§ **WHAT YOU SHOULD DO**
Quote the listing below in its entirety.

§ **PROVIDED DATA**
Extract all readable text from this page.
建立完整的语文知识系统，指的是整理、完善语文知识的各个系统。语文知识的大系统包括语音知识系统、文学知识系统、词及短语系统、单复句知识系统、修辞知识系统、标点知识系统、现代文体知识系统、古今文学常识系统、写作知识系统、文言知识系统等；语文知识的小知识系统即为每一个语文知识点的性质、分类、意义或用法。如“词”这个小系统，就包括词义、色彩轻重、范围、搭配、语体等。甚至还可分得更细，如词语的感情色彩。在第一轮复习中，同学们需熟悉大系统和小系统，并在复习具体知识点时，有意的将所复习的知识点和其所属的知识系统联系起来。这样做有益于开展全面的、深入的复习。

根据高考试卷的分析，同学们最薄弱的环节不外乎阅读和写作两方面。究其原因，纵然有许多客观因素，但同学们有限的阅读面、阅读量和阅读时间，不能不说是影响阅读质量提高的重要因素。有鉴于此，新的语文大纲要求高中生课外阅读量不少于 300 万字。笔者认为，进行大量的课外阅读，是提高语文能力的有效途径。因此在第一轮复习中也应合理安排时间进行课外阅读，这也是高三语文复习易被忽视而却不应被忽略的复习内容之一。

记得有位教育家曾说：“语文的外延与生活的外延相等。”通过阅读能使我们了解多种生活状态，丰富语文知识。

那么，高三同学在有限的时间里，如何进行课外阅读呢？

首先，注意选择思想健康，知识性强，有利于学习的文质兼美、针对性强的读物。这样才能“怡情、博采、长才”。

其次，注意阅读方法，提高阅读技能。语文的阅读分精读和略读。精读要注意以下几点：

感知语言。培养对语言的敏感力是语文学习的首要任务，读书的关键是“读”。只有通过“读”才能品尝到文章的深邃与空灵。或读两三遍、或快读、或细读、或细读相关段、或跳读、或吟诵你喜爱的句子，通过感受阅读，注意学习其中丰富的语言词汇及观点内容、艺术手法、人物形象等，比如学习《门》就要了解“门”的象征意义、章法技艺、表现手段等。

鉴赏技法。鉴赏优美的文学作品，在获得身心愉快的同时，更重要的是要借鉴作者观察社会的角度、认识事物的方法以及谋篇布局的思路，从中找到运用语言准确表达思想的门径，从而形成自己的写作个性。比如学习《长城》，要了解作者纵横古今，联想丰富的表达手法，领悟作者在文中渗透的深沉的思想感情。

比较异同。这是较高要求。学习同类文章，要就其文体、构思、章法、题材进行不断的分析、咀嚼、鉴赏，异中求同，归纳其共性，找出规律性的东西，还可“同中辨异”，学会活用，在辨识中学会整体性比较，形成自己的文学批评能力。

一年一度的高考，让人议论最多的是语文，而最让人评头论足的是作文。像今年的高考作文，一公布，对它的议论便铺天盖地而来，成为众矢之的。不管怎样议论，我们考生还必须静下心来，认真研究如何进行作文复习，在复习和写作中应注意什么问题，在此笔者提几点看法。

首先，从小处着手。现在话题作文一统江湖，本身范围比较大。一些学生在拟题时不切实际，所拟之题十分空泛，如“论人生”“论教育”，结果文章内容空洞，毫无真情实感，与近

§ **RESPONSE**
Extract all readable text from this page.
建立完整的语文知识系统，指的是整理、完善语文知识的各个系统。语文知识的大系统包括语音知识系统、文学知识系统、词及短语系统、单复句知识系统、修辞知识系统、标点知识系统、现代文体知识系统、古今文学常识系统、写作知识系统、文言知识系统等；语文知识的小知识系统即为每一个语文知识点的性质、分类、意义或用法。如“词”这个小系统，就包括词义、色彩轻重、范围、搭配、语体等。甚至还可分得更细，如词语的感情色彩。在第一轮复习中，同学们需熟悉大系统和小系统，并在复习具体知识点时，有意的将所复习的知识点和其所属的知识系统联系起来。这样做有益于开展全面的、深入的复习。

根据高考试卷的分析，同学们最薄弱的环节不外乎阅读和写作两方面。究其原因，纵然有许多客观因素，但同学们有限的阅读面、阅读量和阅读时间，不能不说是影响阅读质量提高的重要因素。有鉴于此，新的语文大纲要求高中生课外阅读量不少于 300 万字。笔者认为，进行大量的课外阅读，是提高语文能力的有效途径。因此在第一轮复习中也应合理安排时间进行课外阅读，这也是高三语文复习易被忽视而却不应被忽略的复习内容之一。

记得有位教育家曾说：“语文的外延与生活的外延相等。”通过阅读能使我们了解多种生活状态，丰富语文知识。

那么，高三同学在有限的时间里，如何进行课外阅读呢？

首先，注意选择思想健康，知识性强，有利于学习的文质兼美、针对性强的读物。这样才能“怡情、博采、长才”。

其次，注意阅读方法，提高阅读技能。语文的阅读分精读和略读。精读要注意以下几点：

感知语言。培养对语言的敏感力是语文学习的首要任务，读书的关键是“读”。只有通过“读”才能品尝到文章的深邃与空灵。或读两三遍、或快读、或细读、或细读相关段、或跳读、或吟诵你喜爱的句子，通过感受阅读，注意学习其中丰富的语言词汇及观点内容、艺术手法、人物形象等，比如学习《门》就要了解“门”的象征意义、章法技艺、表现手段等。

鉴赏技法。鉴赏优美的文学作品，在获得身心愉快的同时，更重要的是要借鉴作者观察社会的角度、认识事物的方法以及谋篇布局的思路，从中找到运用语言准确表达思想的门径，从而形成自己的写作个性。比如学习《长城》，要了解作者纵横古今，联想丰富的表达手法，领悟作者在文中渗透的深沉的思想感情。

比较异同。这是较高要求。学习同类文章，要就其文体、构思、章法、题材进行不断的分析、咀嚼、鉴赏，异中求同，归纳其共性，找出规律性的东西，还可“同中辨异”，学会活用，在辨识中学会整体性比较，形成自己的文学批评能力。

一年一度的高考，让人议论最多的是语文，而最让人评头论足的是作文。像今年的高考作文，一公布，对它的议论便铺天盖地而来，成为众矢之的。不管怎样议论，我们考生还必须静下心来，认真研究如何进行作文复习，在复习和写作中应注意什么问题，在此笔者提几点看法。

首先，从小处着手。现在话题作文一统江湖，本身范围比较大。一些学生在拟题时不切实际，所拟之题十分空泛，如“论人生”“论教育”，结果文章内容空洞，毫无真情实感，与近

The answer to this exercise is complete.